## Directions
Without including the pictures, copy out every line below.

(Data entries)

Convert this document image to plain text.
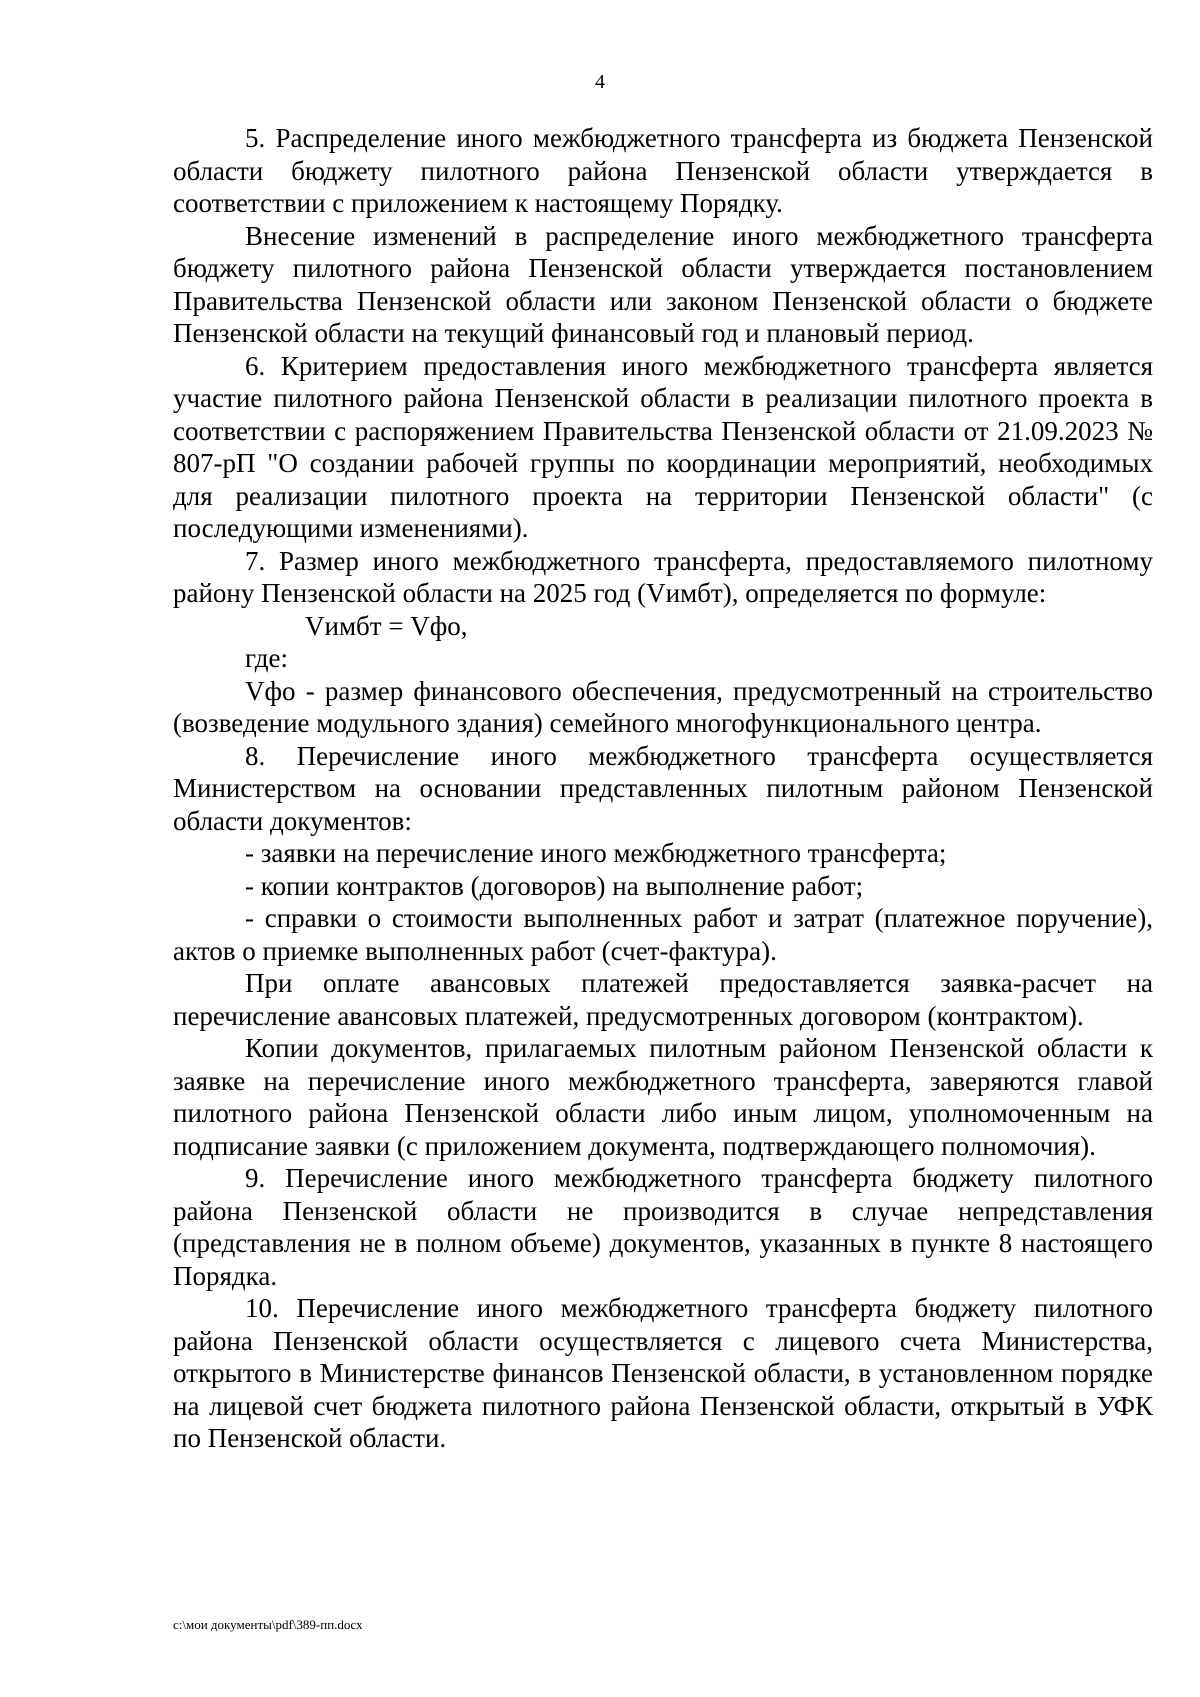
4

5. Распределение иного межбюджетного трансферта из бюджета Пензенской области бюджету пилотного района Пензенской области утверждается в соответствии с приложением к настоящему Порядку.

Внесение изменений в распределение иного межбюджетного трансферта бюджету пилотного района Пензенской области утверждается постановлением Правительства Пензенской области или законом Пензенской области о бюджете Пензенской области на текущий финансовый год и плановый период.

6. Критерием предоставления иного межбюджетного трансферта является участие пилотного района Пензенской области в реализации пилотного проекта в соответствии с распоряжением Правительства Пензенской области от 21.09.2023 № 807-рП "О создании рабочей группы по координации мероприятий, необходимых для реализации пилотного проекта на территории Пензенской области" (с последующими изменениями).

7. Размер иного межбюджетного трансферта, предоставляемого пилотному району Пензенской области на 2025 год (Vимбт), определяется по формуле:

Vимбт = Vфо,

где:

Vфо - размер финансового обеспечения, предусмотренный на строительство (возведение модульного здания) семейного многофункционального центра.

8. Перечисление иного межбюджетного трансферта осуществляется Министерством на основании представленных пилотным районом Пензенской области документов:

- заявки на перечисление иного межбюджетного трансферта;

- копии контрактов (договоров) на выполнение работ;

- справки о стоимости выполненных работ и затрат (платежное поручение), актов о приемке выполненных работ (счет-фактура).

При оплате авансовых платежей предоставляется заявка-расчет на перечисление авансовых платежей, предусмотренных договором (контрактом).

Копии документов, прилагаемых пилотным районом Пензенской области к заявке на перечисление иного межбюджетного трансферта, заверяются главой пилотного района Пензенской области либо иным лицом, уполномоченным на подписание заявки (с приложением документа, подтверждающего полномочия).

9. Перечисление иного межбюджетного трансферта бюджету пилотного района Пензенской области не производится в случае непредставления (представления не в полном объеме) документов, указанных в пункте 8 настоящего Порядка.

10. Перечисление иного межбюджетного трансферта бюджету пилотного района Пензенской области осуществляется с лицевого счета Министерства, открытого в Министерстве финансов Пензенской области, в установленном порядке на лицевой счет бюджета пилотного района Пензенской области, открытый в УФК по Пензенской области.

c:\мои документы\pdf\389-пп.docx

## Complete response
Convert this document image to plain text.
4

5. Распределение иного межбюджетного трансферта из бюджета Пензенской области бюджету пилотного района Пензенской области утверждается в соответствии с приложением к настоящему Порядку.

Внесение изменений в распределение иного межбюджетного трансферта бюджету пилотного района Пензенской области утверждается постановлением Правительства Пензенской области или законом Пензенской области о бюджете Пензенской области на текущий финансовый год и плановый период.

6. Критерием предоставления иного межбюджетного трансферта является участие пилотного района Пензенской области в реализации пилотного проекта в соответствии с распоряжением Правительства Пензенской области от 21.09.2023 № 807-рП "О создании рабочей группы по координации мероприятий, необходимых для реализации пилотного проекта на территории Пензенской области" (с последующими изменениями).

7. Размер иного межбюджетного трансферта, предоставляемого пилотному району Пензенской области на 2025 год (Vимбт), определяется по формуле:

Vимбт = Vфо,

где:

Vфо - размер финансового обеспечения, предусмотренный на строительство (возведение модульного здания) семейного многофункционального центра.

8. Перечисление иного межбюджетного трансферта осуществляется Министерством на основании представленных пилотным районом Пензенской области документов:

- заявки на перечисление иного межбюджетного трансферта;

- копии контрактов (договоров) на выполнение работ;

- справки о стоимости выполненных работ и затрат (платежное поручение), актов о приемке выполненных работ (счет-фактура).

При оплате авансовых платежей предоставляется заявка-расчет на перечисление авансовых платежей, предусмотренных договором (контрактом).

Копии документов, прилагаемых пилотным районом Пензенской области к заявке на перечисление иного межбюджетного трансферта, заверяются главой пилотного района Пензенской области либо иным лицом, уполномоченным на подписание заявки (с приложением документа, подтверждающего полномочия).

9. Перечисление иного межбюджетного трансферта бюджету пилотного района Пензенской области не производится в случае непредставления (представления не в полном объеме) документов, указанных в пункте 8 настоящего Порядка.

10. Перечисление иного межбюджетного трансферта бюджету пилотного района Пензенской области осуществляется с лицевого счета Министерства, открытого в Министерстве финансов Пензенской области, в установленном порядке на лицевой счет бюджета пилотного района Пензенской области, открытый в УФК по Пензенской области.

c:\мои документы\pdf\389-пп.docx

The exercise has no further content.